◆ Task directions: Present each line of the entries below that holds the word "eladása".

— begin Supplied data —

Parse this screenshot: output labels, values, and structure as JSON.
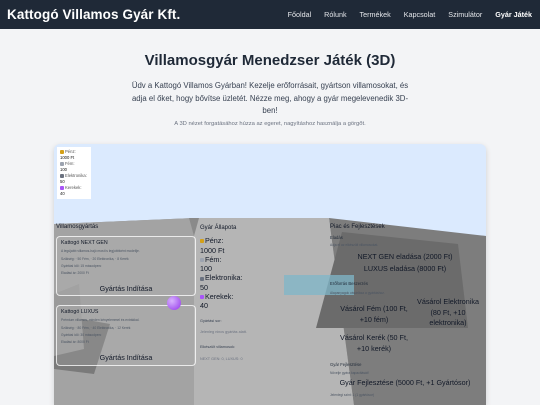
{
  "header": {
    "brand": "Kattogó Villamos Gyár Kft.",
    "nav": [
      "Főoldal",
      "Rólunk",
      "Termékek",
      "Kapcsolat",
      "Szimulátor",
      "Gyár Játék"
    ],
    "active_index": 5
  },
  "hero": {
    "title": "Villamosgyár Menedzser Játék (3D)",
    "description": "Üdv a Kattogó Villamos Gyárban! Kezelje erőforrásait, gyártson villamosokat, és adja el őket, hogy bővítse üzletét. Nézze meg, ahogy a gyár megelevenedik 3D-ben!",
    "hint": "A 3D nézet forgatásához húzza az egeret, nagyításhoz használja a görgőt."
  },
  "stats_overlay": {
    "items": [
      {
        "label": "Pénz:",
        "value": "1000 Ft",
        "icon": "money-bag-icon",
        "color": "#d4a017"
      },
      {
        "label": "Fém:",
        "value": "100",
        "icon": "metal-icon",
        "color": "#9ca3af"
      },
      {
        "label": "Elektronika:",
        "value": "50",
        "icon": "plug-icon",
        "color": "#6b7280"
      },
      {
        "label": "Kerekek:",
        "value": "40",
        "icon": "wheel-icon",
        "color": "#a855f7"
      }
    ]
  },
  "production": {
    "title": "Villamosgyártás",
    "cards": [
      {
        "name": "Kattogó NEXT GEN",
        "desc": "A legújabb villamos-hajó most is legjobbként modellje.",
        "req": "Szükség: · 50 Fém, · 20 Elektronika, · 8 Kerék",
        "time": "Gyártási idő: 15 másodperc",
        "price": "Eladási ár: 2000 Ft",
        "button": "Gyártás Indítása"
      },
      {
        "name": "Kattogó LUXUS",
        "desc": "Prémium villamos, minden kényelemmel és extrákkal.",
        "req": "Szükség: · 80 Fém, · 40 Elektronika, · 12 Kerék",
        "time": "Gyártási idő: 30 másodperc",
        "price": "Eladási ár: 8000 Ft",
        "button": "Gyártás Indítása"
      }
    ]
  },
  "factory_status": {
    "title": "Gyár Állapota",
    "money_label": "Pénz:",
    "money": "1000 Ft",
    "metal_label": "Fém:",
    "metal": "100",
    "electronics_label": "Elektronika:",
    "electronics": "50",
    "wheels_label": "Kerekek:",
    "wheels": "40",
    "queue_title": "Gyártási sor:",
    "queue_text": "Jelenleg nincs gyártás alatt.",
    "built_title": "Elkészült villamosok:",
    "built_text": "NEXT GEN: 0, LUXUS: 0"
  },
  "market": {
    "title": "Piac és Fejlesztések",
    "sell_title": "Eladás",
    "sell_sub": "Adja el az elkészült villamosokat.",
    "sell_next": "NEXT GEN eladása (2000 Ft)",
    "sell_luxus": "LUXUS eladása (8000 Ft)",
    "buy_title": "Erőforrás Beszerzés",
    "buy_sub": "Alapanyagok vásárlása a gyártáshoz.",
    "buy_metal": "Vásárol Fém (100 Ft, +10 fém)",
    "buy_electronics": "Vásárol Elektronika (80 Ft, +10 elektronika)",
    "buy_wheels": "Vásárol Kerék (50 Ft, +10 kerék)",
    "upgrade_title": "Gyár Fejlesztése",
    "upgrade_sub": "Növelje gyára kapacitását!",
    "upgrade_btn": "Gyár Fejlesztése (5000 Ft, +1 Gyártósor)",
    "upgrade_level": "Jelenlegi szint: 1 (1 gyártósor)"
  }
}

— end Supplied data —

◆ Exercise output:
    "sell_next": "NEXT GEN eladása (2000 Ft)",
    "sell_luxus": "LUXUS eladása (8000 Ft)",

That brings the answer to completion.